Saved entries
▼
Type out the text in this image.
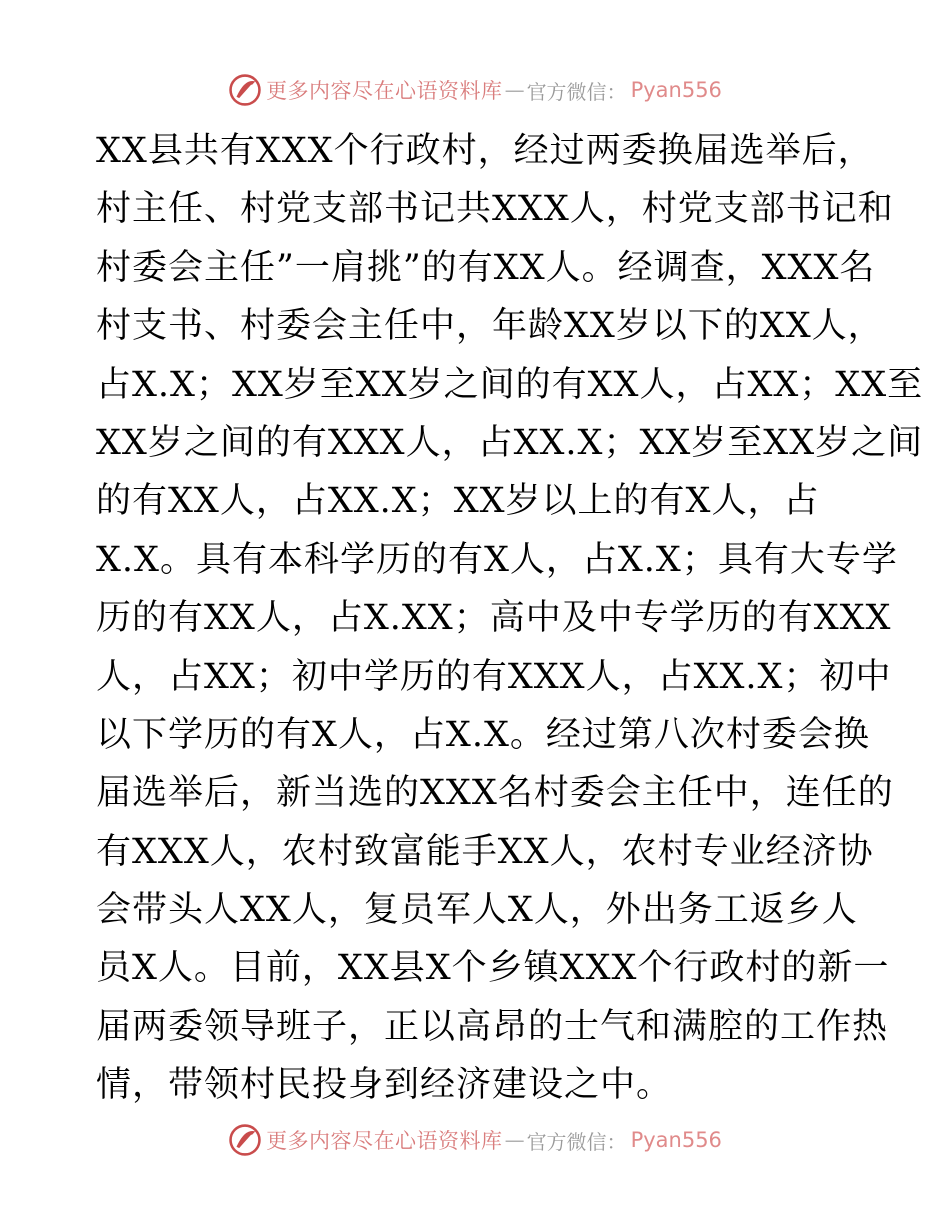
更多内容尽在心语资料库 — 官方微信： Pyan556
XX县共有XXX个行政村，经过两委换届选举后，
村主任、村党支部书记共XXX人，村党支部书记和
村委会主任”一肩挑”的有XX人。经调查，XXX名
村支书、村委会主任中，年龄XX岁以下的XX人，
占X.X；XX岁至XX岁之间的有XX人，占XX；XX至
XX岁之间的有XXX人，占XX.X；XX岁至XX岁之间
的有XX人，占XX.X；XX岁以上的有X人，占
X.X。具有本科学历的有X人，占X.X；具有大专学
历的有XX人，占X.XX；高中及中专学历的有XXX
人，占XX；初中学历的有XXX人，占XX.X；初中
以下学历的有X人，占X.X。经过第八次村委会换
届选举后，新当选的XXX名村委会主任中，连任的
有XXX人，农村致富能手XX人，农村专业经济协
会带头人XX人，复员军人X人，外出务工返乡人
员X人。目前，XX县X个乡镇XXX个行政村的新一
届两委领导班子，正以高昂的士气和满腔的工作热
情，带领村民投身到经济建设之中。
更多内容尽在心语资料库 — 官方微信： Pyan556
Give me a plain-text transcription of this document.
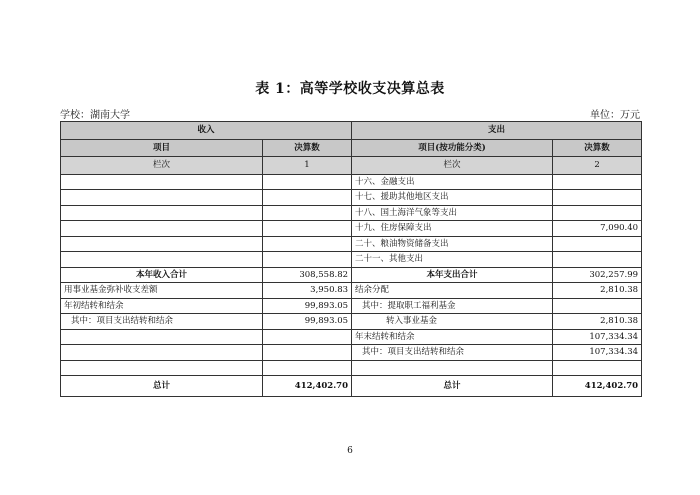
表 1：高等学校收支决算总表
学校：湖南大学	单位：万元
收入		支出	
项目	决算数	项目(按功能分类)	决算数
栏次	1	栏次	2
		十六、金融支出	
		十七、援助其他地区支出	
		十八、国土海洋气象等支出	
		十九、住房保障支出	7,090.40
		二十、粮油物资储备支出	
		二十一、其他支出	
本年收入合计	308,558.82	本年支出合计	302,257.99
用事业基金弥补收支差额	3,950.83	结余分配	2,810.38
年初结转和结余	99,893.05	其中：提取职工福利基金	
其中：项目支出结转和结余	99,893.05	转入事业基金	2,810.38
		年末结转和结余	107,334.34
		其中：项目支出结转和结余	107,334.34

总计	412,402.70	总计	412,402.70
6
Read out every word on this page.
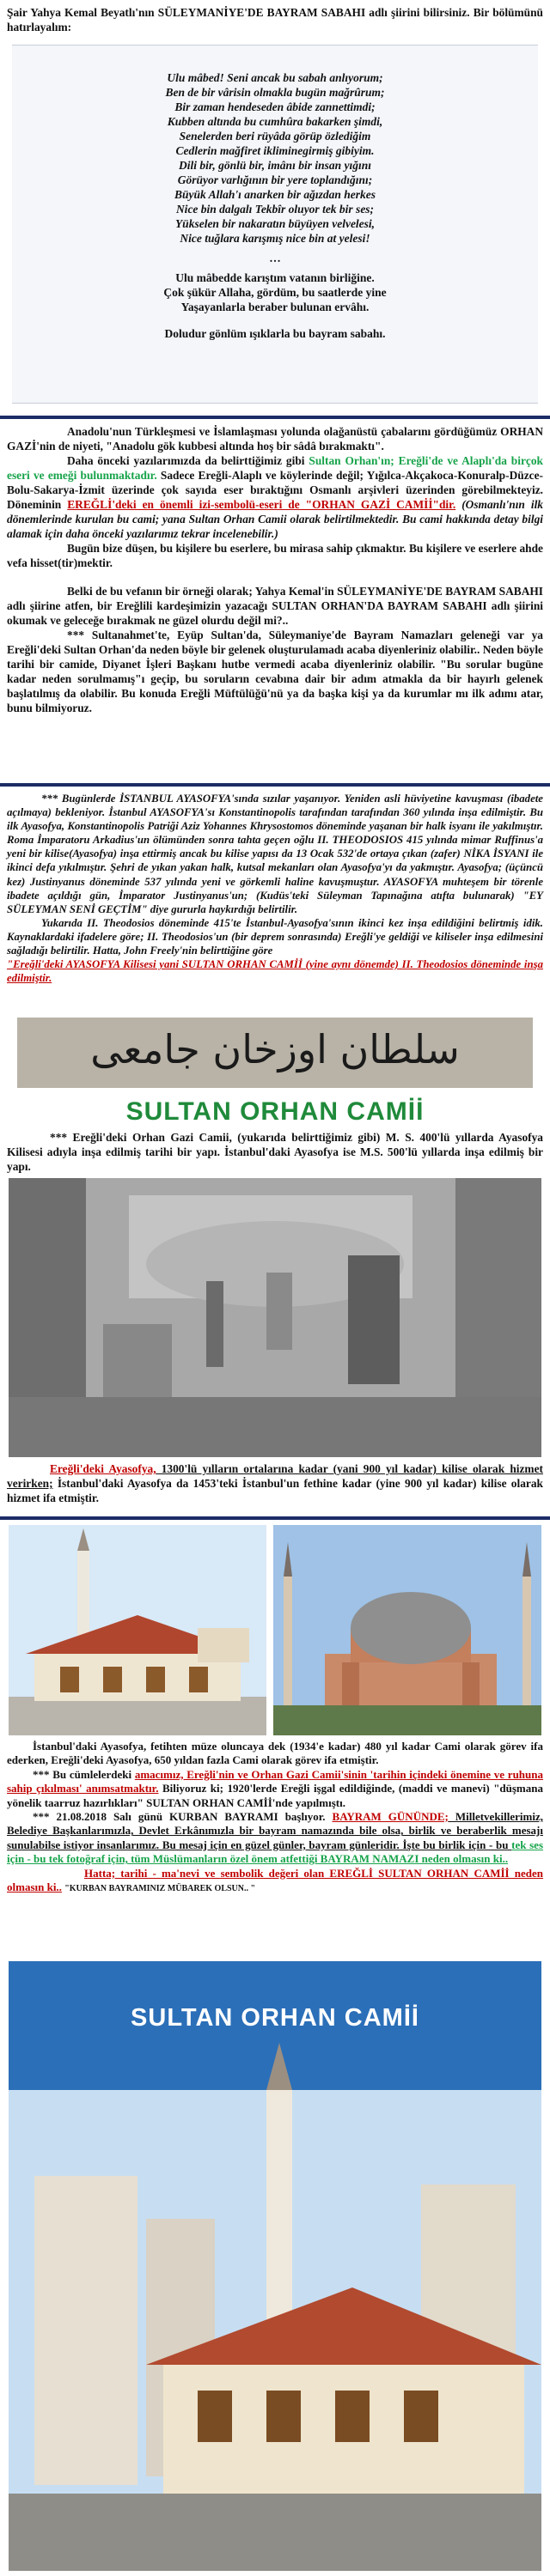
Şair Yahya Kemal Beyatlı'nın SÜLEYMANİYE'DE BAYRAM SABAHI adlı şiirini bilirsiniz. Bir bölümünü hatırlayalım:

Ulu mâbed! Seni ancak bu sabah anlıyorum;
Ben de bir vârisin olmakla bugün mağrûrum;
Bir zaman hendeseden âbide zannettimdi;
Kubben altında bu cumhûra bakarken şimdi,
Senelerden beri rüyâda görüp özlediğim
Cedlerin mağfiret ikliminegirmiş gibiyim.
Dili bir, gönlü bir, imânı bir insan yığını
Görüyor varlığının bir yere toplandığını;
Büyük Allah'ı anarken bir ağızdan herkes
Nice bin dalgalı Tekbîr oluyor tek bir ses;
Yükselen bir nakaratın büyüyen velvelesi,
Nice tuğlara karışmış nice bin at yelesi!
…
Ulu mâbedde karıştım vatanın birliğine.
Çok şükür Allaha, gördüm, bu saatlerde yine
Yaşayanlarla beraber bulunan ervâhı.
Doludur gönlüm ışıklarla bu bayram sabahı.

Anadolu'nun Türkleşmesi ve İslamlaşması yolunda olağanüstü çabalarını gördüğümüz ORHAN GAZİ'nin de niyeti, "Anadolu gök kubbesi altında hoş bir sâdâ bırakmaktı".

Daha önceki yazılarımızda da belirttiğimiz gibi Sultan Orhan'ın; Ereğli'de ve Alaplı'da birçok eseri ve emeği bulunmaktadır. Sadece Ereğli-Alaplı ve köylerinde değil; Yığılca-Akçakoca-Konuralp-Düzce-Bolu-Sakarya-İzmit üzerinde çok sayıda eser bıraktığını Osmanlı arşivleri üzerinden görebilmekteyiz. Döneminin EREĞLİ'deki en önemli izi-sembolü-eseri de "ORHAN GAZİ CAMİİ"dir. (Osmanlı'nın ilk dönemlerinde kurulan bu cami; yana Sultan Orhan Camii olarak belirtilmektedir. Bu cami hakkında detay bilgi alamak için daha önceki yazılarımız tekrar incelenebilir.)

Bugün bize düşen, bu kişilere bu eserlere, bu mirasa sahip çıkmaktır. Bu kişilere ve eserlere ahde vefa hisset(tir)mektir.

Belki de bu vefanın bir örneği olarak; Yahya Kemal'in SÜLEYMANİYE'DE BAYRAM SABAHI adlı şiirine atfen, bir Ereğlili kardeşimizin yazacağı SULTAN ORHAN'DA BAYRAM SABAHI adlı şiirini okumak ve geleceğe bırakmak ne güzel olurdu değil mi?..

*** Sultanahmet'te, Eyüp Sultan'da, Süleymaniye'de Bayram Namazları geleneği var ya Ereğli'deki Sultan Orhan'da neden böyle bir gelenek oluşturulamadı acaba diyenleriniz olabilir.. Neden böyle tarihi bir camide, Diyanet İşleri Başkanı hutbe vermedi acaba diyenleriniz olabilir. "Bu sorular bugüne kadar neden sorulmamış"ı geçip, bu soruların cevabına dair bir adım atmakla da bir hayırlı gelenek başlatılmış da olabilir. Bu konuda Ereğli Müftülüğü'nü ya da başka kişi ya da kurumlar mı ilk adımı atar, bunu bilmiyoruz.

*** Bugünlerde İSTANBUL AYASOFYA'sında sızılar yaşanıyor. Yeniden asli hüviyetine kavuşması (ibadete açılmaya) bekleniyor. İstanbul AYASOFYA'sı Konstantinopolis tarafından tarafından 360 yılında inşa edilmiştir. Bu ilk Ayasofya, Konstantinopolis Patriği Aziz Yohannes Khrysostomos döneminde yaşanan bir halk isyanı ile yakılmıştır. Roma İmparatoru Arkadius'un ölümünden sonra tahta geçen oğlu II. THEODOSIOS 415 yılında mimar Ruffinus'a yeni bir kilise(Ayasofya) inşa ettirmiş ancak bu kilise yapısı da 13 Ocak 532'de ortaya çıkan (zafer) NİKA İSYANI ile ikinci defa yıkılmıştır. Şehri de yıkan yakan halk, kutsal mekanları olan Ayasofya'yı da yakmıştır. Ayasofya; (üçüncü kez) Justinyanus döneminde 537 yılında yeni ve görkemli haline kavuşmuştur. AYASOFYA muhteşem bir törenle ibadete açıldığı gün, İmparator Justinyanus'un; (Kudüs'teki Süleyman Tapınağına atıfta bulunarak) "EY SÜLEYMAN SENİ GEÇTİM" diye gururla haykırdığı belirtilir.

Yukarıda II. Theodosios döneminde 415'te İstanbul-Ayasofya'sının ikinci kez inşa edildiğini belirtmiş idik. Kaynaklardaki ifadelere göre; II. Theodosios'un (bir deprem sonrasında) Ereğli'ye geldiği ve kiliseler inşa edilmesini sağladığı belirtilir. Hatta, John Freely'nin belirttiğine göre

"Ereğli'deki AYASOFYA Kilisesi yani SULTAN ORHAN CAMİİ (yine aynı dönemde) II. Theodosios döneminde inşa edilmiştir.

سلطان اوزخان جامعى
SULTAN ORHAN CAMİİ

*** Ereğli'deki Orhan Gazi Camii, (yukarıda belirttiğimiz gibi) M. S. 400'lü yıllarda Ayasofya Kilisesi adıyla inşa edilmiş tarihi bir yapı. İstanbul'daki Ayasofya ise M.S. 500'lü yıllarda inşa edilmiş bir yapı.

Ereğli'deki Ayasofya, 1300'lü yılların ortalarına kadar (yani 900 yıl kadar) kilise olarak hizmet verirken; İstanbul'daki Ayasofya da 1453'teki İstanbul'un fethine kadar (yine 900 yıl kadar) kilise olarak hizmet ifa etmiştir.

İstanbul'daki Ayasofya, fetihten müze oluncaya dek (1934'e kadar) 480 yıl kadar Cami olarak görev ifa ederken, Ereğli'deki Ayasofya, 650 yıldan fazla Cami olarak görev ifa etmiştir.

*** Bu cümlelerdeki amacımız, Ereğli'nin ve Orhan Gazi Camii'sinin 'tarihin içindeki önemine ve ruhuna sahip çıkılması' anımsatmaktır. Biliyoruz ki; 1920'lerde Ereğli işgal edildiğinde, (maddi ve manevi) "düşmana yönelik taarruz hazırlıkları" SULTAN ORHAN CAMİİ'nde yapılmıştı.

*** 21.08.2018 Salı günü KURBAN BAYRAMI başlıyor. BAYRAM GÜNÜNDE; Milletvekillerimiz, Belediye Başkanlarımızla, Devlet Erkânımızla bir bayram namazında bile olsa, birlik ve beraberlik mesajı sunulabilse istiyor insanlarımız. Bu mesaj için en güzel günler, bayram günleridir. İşte bu birlik için - bu tek ses için - bu tek fotoğraf için, tüm Müslümanların özel önem atfettiği BAYRAM NAMAZI neden olmasın ki..

Hatta; tarihi - ma'nevi ve sembolik değeri olan EREĞLİ SULTAN ORHAN CAMİİ neden olmasın ki.. "KURBAN BAYRAMINIZ MÜBAREK OLSUN.. "

SULTAN ORHAN CAMİİ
▲
Job → Filter lines by "Yahya" and return each hit.

Task response →
Şair Yahya Kemal Beyatlı'nın SÜLEYMANİYE'DE BAYRAM SABAHI adlı şiirini bilirsiniz. Bir bölümünü hatırlayalım:
Belki de bu vefanın bir örneği olarak; Yahya Kemal'in SÜLEYMANİYE'DE BAYRAM SABAHI adlı şiirine atfen, bir Ereğlili kardeşimizin yazacağı SULTAN ORHAN'DA BAYRAM SABAHI adlı şiirini okumak ve geleceğe bırakmak ne güzel olurdu değil mi?..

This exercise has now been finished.